**Stated problem:**
Please write out the material that follows, exactly as it stands.
━━━ Records shown ━━━
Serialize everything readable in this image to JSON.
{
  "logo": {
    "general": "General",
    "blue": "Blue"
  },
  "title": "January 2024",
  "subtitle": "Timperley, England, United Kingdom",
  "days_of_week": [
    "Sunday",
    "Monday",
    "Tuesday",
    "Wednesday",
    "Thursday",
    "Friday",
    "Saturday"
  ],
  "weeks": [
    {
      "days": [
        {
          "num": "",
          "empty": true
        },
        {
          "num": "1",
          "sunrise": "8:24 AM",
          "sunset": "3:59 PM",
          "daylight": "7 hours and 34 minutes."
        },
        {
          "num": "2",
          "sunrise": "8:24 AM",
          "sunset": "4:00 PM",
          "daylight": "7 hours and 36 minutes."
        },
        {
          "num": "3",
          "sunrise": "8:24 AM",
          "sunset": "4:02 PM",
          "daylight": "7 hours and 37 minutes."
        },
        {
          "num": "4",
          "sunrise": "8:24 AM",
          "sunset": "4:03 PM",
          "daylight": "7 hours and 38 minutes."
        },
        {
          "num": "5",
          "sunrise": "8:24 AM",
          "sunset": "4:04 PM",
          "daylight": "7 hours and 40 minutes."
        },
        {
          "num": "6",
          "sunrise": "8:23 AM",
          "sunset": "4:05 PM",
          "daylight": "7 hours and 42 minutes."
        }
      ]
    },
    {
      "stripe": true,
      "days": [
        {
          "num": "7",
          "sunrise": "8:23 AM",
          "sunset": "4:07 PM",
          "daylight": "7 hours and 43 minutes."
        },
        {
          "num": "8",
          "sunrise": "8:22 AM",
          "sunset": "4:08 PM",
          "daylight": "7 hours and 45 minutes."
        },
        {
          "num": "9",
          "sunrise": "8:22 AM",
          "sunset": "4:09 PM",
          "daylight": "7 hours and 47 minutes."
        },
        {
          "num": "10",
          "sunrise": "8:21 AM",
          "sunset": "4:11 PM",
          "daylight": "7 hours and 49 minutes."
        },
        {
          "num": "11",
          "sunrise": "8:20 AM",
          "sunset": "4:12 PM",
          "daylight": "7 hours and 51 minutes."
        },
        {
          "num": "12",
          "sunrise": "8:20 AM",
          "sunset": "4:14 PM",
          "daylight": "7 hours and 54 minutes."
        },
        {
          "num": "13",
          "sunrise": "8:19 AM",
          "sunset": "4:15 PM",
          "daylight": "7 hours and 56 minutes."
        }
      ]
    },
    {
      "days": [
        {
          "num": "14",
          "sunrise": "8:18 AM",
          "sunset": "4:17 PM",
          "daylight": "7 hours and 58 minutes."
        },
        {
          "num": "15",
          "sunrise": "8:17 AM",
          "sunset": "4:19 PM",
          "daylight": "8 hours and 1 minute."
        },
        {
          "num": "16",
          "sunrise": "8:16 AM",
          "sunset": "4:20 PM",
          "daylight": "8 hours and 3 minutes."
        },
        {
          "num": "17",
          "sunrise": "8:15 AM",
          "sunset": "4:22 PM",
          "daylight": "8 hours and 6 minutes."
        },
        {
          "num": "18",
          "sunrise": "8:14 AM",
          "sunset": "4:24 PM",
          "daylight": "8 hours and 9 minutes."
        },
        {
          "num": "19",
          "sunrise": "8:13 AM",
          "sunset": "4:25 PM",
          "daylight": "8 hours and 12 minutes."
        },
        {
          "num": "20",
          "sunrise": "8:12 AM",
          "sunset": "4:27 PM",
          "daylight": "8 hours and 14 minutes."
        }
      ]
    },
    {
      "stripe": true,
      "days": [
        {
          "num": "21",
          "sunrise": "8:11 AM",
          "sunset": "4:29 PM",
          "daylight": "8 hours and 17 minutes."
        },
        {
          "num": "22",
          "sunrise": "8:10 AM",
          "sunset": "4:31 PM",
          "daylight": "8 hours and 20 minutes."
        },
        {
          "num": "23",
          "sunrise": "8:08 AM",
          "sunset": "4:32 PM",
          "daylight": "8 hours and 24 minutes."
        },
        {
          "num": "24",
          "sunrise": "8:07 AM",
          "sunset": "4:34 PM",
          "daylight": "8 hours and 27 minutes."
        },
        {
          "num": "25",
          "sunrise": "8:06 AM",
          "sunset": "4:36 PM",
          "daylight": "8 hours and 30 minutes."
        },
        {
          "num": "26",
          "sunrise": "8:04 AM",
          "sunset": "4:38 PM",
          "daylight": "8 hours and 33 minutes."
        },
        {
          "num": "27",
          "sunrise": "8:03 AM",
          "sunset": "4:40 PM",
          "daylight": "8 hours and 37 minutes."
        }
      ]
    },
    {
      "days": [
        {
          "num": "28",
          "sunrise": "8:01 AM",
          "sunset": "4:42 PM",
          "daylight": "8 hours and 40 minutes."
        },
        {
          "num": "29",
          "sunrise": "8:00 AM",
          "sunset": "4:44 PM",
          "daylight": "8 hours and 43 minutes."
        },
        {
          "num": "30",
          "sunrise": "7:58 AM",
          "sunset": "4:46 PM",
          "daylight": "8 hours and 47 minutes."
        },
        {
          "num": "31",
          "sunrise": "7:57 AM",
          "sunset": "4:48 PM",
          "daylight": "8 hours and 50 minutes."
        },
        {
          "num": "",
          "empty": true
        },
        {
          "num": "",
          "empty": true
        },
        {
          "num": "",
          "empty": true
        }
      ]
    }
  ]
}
━━━
**Result of this exercise:**
Serialize everything readable in this image to JSON.
{
  "logo": {
    "general": "General",
    "blue": "Blue"
  },
  "title": "January 2024",
  "subtitle": "Timperley, England, United Kingdom",
  "days_of_week": [
    "Sunday",
    "Monday",
    "Tuesday",
    "Wednesday",
    "Thursday",
    "Friday",
    "Saturday"
  ],
  "weeks": [
    {
      "days": [
        {
          "num": "",
          "empty": true
        },
        {
          "num": "1",
          "sunrise": "8:24 AM",
          "sunset": "3:59 PM",
          "daylight": "7 hours and 34 minutes."
        },
        {
          "num": "2",
          "sunrise": "8:24 AM",
          "sunset": "4:00 PM",
          "daylight": "7 hours and 36 minutes."
        },
        {
          "num": "3",
          "sunrise": "8:24 AM",
          "sunset": "4:02 PM",
          "daylight": "7 hours and 37 minutes."
        },
        {
          "num": "4",
          "sunrise": "8:24 AM",
          "sunset": "4:03 PM",
          "daylight": "7 hours and 38 minutes."
        },
        {
          "num": "5",
          "sunrise": "8:24 AM",
          "sunset": "4:04 PM",
          "daylight": "7 hours and 40 minutes."
        },
        {
          "num": "6",
          "sunrise": "8:23 AM",
          "sunset": "4:05 PM",
          "daylight": "7 hours and 42 minutes."
        }
      ]
    },
    {
      "stripe": true,
      "days": [
        {
          "num": "7",
          "sunrise": "8:23 AM",
          "sunset": "4:07 PM",
          "daylight": "7 hours and 43 minutes."
        },
        {
          "num": "8",
          "sunrise": "8:22 AM",
          "sunset": "4:08 PM",
          "daylight": "7 hours and 45 minutes."
        },
        {
          "num": "9",
          "sunrise": "8:22 AM",
          "sunset": "4:09 PM",
          "daylight": "7 hours and 47 minutes."
        },
        {
          "num": "10",
          "sunrise": "8:21 AM",
          "sunset": "4:11 PM",
          "daylight": "7 hours and 49 minutes."
        },
        {
          "num": "11",
          "sunrise": "8:20 AM",
          "sunset": "4:12 PM",
          "daylight": "7 hours and 51 minutes."
        },
        {
          "num": "12",
          "sunrise": "8:20 AM",
          "sunset": "4:14 PM",
          "daylight": "7 hours and 54 minutes."
        },
        {
          "num": "13",
          "sunrise": "8:19 AM",
          "sunset": "4:15 PM",
          "daylight": "7 hours and 56 minutes."
        }
      ]
    },
    {
      "days": [
        {
          "num": "14",
          "sunrise": "8:18 AM",
          "sunset": "4:17 PM",
          "daylight": "7 hours and 58 minutes."
        },
        {
          "num": "15",
          "sunrise": "8:17 AM",
          "sunset": "4:19 PM",
          "daylight": "8 hours and 1 minute."
        },
        {
          "num": "16",
          "sunrise": "8:16 AM",
          "sunset": "4:20 PM",
          "daylight": "8 hours and 3 minutes."
        },
        {
          "num": "17",
          "sunrise": "8:15 AM",
          "sunset": "4:22 PM",
          "daylight": "8 hours and 6 minutes."
        },
        {
          "num": "18",
          "sunrise": "8:14 AM",
          "sunset": "4:24 PM",
          "daylight": "8 hours and 9 minutes."
        },
        {
          "num": "19",
          "sunrise": "8:13 AM",
          "sunset": "4:25 PM",
          "daylight": "8 hours and 12 minutes."
        },
        {
          "num": "20",
          "sunrise": "8:12 AM",
          "sunset": "4:27 PM",
          "daylight": "8 hours and 14 minutes."
        }
      ]
    },
    {
      "stripe": true,
      "days": [
        {
          "num": "21",
          "sunrise": "8:11 AM",
          "sunset": "4:29 PM",
          "daylight": "8 hours and 17 minutes."
        },
        {
          "num": "22",
          "sunrise": "8:10 AM",
          "sunset": "4:31 PM",
          "daylight": "8 hours and 20 minutes."
        },
        {
          "num": "23",
          "sunrise": "8:08 AM",
          "sunset": "4:32 PM",
          "daylight": "8 hours and 24 minutes."
        },
        {
          "num": "24",
          "sunrise": "8:07 AM",
          "sunset": "4:34 PM",
          "daylight": "8 hours and 27 minutes."
        },
        {
          "num": "25",
          "sunrise": "8:06 AM",
          "sunset": "4:36 PM",
          "daylight": "8 hours and 30 minutes."
        },
        {
          "num": "26",
          "sunrise": "8:04 AM",
          "sunset": "4:38 PM",
          "daylight": "8 hours and 33 minutes."
        },
        {
          "num": "27",
          "sunrise": "8:03 AM",
          "sunset": "4:40 PM",
          "daylight": "8 hours and 37 minutes."
        }
      ]
    },
    {
      "days": [
        {
          "num": "28",
          "sunrise": "8:01 AM",
          "sunset": "4:42 PM",
          "daylight": "8 hours and 40 minutes."
        },
        {
          "num": "29",
          "sunrise": "8:00 AM",
          "sunset": "4:44 PM",
          "daylight": "8 hours and 43 minutes."
        },
        {
          "num": "30",
          "sunrise": "7:58 AM",
          "sunset": "4:46 PM",
          "daylight": "8 hours and 47 minutes."
        },
        {
          "num": "31",
          "sunrise": "7:57 AM",
          "sunset": "4:48 PM",
          "daylight": "8 hours and 50 minutes."
        },
        {
          "num": "",
          "empty": true
        },
        {
          "num": "",
          "empty": true
        },
        {
          "num": "",
          "empty": true
        }
      ]
    }
  ]
}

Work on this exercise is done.